TASK REQUIREMENTS → Find the lines that contain the word "complete" and copy each one.
•••••
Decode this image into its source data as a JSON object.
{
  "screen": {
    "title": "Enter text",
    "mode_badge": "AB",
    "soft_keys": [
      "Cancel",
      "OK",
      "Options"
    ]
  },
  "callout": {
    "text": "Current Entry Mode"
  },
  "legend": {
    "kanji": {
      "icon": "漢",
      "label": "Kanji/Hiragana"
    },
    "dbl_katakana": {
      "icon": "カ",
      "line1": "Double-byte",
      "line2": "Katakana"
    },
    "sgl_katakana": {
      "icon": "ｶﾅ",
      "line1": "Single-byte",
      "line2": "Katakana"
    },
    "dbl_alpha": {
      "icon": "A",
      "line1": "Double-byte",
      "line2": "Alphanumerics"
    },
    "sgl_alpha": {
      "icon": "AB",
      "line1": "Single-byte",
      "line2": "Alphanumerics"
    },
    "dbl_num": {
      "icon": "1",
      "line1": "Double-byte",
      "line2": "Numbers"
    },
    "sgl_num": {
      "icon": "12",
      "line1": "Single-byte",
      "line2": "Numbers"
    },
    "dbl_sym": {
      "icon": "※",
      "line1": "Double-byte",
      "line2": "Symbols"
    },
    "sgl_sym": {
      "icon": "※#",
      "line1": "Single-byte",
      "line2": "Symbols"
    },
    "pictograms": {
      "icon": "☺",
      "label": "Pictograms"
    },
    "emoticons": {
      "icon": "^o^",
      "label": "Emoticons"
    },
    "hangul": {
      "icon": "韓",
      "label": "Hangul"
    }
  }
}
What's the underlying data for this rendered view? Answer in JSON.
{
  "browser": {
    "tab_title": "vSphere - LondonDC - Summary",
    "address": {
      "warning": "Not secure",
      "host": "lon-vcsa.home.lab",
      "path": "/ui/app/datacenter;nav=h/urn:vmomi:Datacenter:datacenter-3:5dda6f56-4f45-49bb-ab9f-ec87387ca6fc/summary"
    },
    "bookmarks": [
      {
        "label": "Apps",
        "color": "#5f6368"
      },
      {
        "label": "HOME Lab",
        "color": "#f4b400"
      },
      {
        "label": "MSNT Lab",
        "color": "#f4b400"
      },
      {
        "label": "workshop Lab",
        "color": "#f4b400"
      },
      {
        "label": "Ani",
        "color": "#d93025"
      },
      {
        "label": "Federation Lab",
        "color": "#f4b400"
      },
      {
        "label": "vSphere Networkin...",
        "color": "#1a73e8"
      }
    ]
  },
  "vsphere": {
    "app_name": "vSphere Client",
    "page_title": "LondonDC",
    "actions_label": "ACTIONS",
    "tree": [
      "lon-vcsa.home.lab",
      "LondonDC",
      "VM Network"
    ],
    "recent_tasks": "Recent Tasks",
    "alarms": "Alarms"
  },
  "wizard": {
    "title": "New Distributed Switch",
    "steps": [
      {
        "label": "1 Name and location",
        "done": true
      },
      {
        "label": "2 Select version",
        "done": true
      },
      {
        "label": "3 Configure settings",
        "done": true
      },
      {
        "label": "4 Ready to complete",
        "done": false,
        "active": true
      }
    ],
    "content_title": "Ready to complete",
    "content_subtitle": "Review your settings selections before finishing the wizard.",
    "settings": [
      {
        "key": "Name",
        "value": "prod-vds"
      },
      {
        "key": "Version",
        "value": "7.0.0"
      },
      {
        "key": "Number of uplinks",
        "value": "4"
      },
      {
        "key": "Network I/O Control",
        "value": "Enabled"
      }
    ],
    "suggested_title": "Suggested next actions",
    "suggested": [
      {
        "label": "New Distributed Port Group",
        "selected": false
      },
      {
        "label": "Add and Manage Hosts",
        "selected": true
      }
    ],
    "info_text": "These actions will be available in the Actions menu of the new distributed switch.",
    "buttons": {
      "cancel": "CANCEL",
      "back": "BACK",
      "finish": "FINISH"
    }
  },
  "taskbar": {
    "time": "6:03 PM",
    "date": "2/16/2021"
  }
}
•••••
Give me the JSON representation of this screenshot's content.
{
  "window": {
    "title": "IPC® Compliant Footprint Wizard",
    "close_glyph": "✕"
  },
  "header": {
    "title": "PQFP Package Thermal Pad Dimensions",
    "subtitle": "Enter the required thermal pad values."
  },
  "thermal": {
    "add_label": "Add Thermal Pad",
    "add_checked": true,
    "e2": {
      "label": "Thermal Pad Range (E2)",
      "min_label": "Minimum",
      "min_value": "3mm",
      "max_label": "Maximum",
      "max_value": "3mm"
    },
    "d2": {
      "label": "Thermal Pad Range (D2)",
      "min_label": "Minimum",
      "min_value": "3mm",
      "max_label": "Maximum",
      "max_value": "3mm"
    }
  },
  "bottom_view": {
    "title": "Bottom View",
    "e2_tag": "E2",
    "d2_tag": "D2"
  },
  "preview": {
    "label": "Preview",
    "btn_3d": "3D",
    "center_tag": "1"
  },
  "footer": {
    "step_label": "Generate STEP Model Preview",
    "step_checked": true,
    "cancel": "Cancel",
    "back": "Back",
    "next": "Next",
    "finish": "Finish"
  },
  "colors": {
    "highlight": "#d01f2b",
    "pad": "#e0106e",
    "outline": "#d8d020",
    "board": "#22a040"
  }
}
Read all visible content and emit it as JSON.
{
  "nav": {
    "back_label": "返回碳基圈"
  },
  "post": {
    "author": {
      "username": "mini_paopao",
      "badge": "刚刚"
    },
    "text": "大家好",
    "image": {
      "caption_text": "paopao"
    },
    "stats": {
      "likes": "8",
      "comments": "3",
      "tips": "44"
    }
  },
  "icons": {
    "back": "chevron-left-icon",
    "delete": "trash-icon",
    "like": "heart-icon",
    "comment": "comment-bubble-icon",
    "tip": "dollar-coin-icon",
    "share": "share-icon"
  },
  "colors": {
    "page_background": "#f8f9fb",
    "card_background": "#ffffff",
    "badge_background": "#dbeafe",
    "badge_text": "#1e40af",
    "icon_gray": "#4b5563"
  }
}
•••••
EXERCISE RESPONSE →
        "label": "4 Ready to complete",
    "content_title": "Ready to complete",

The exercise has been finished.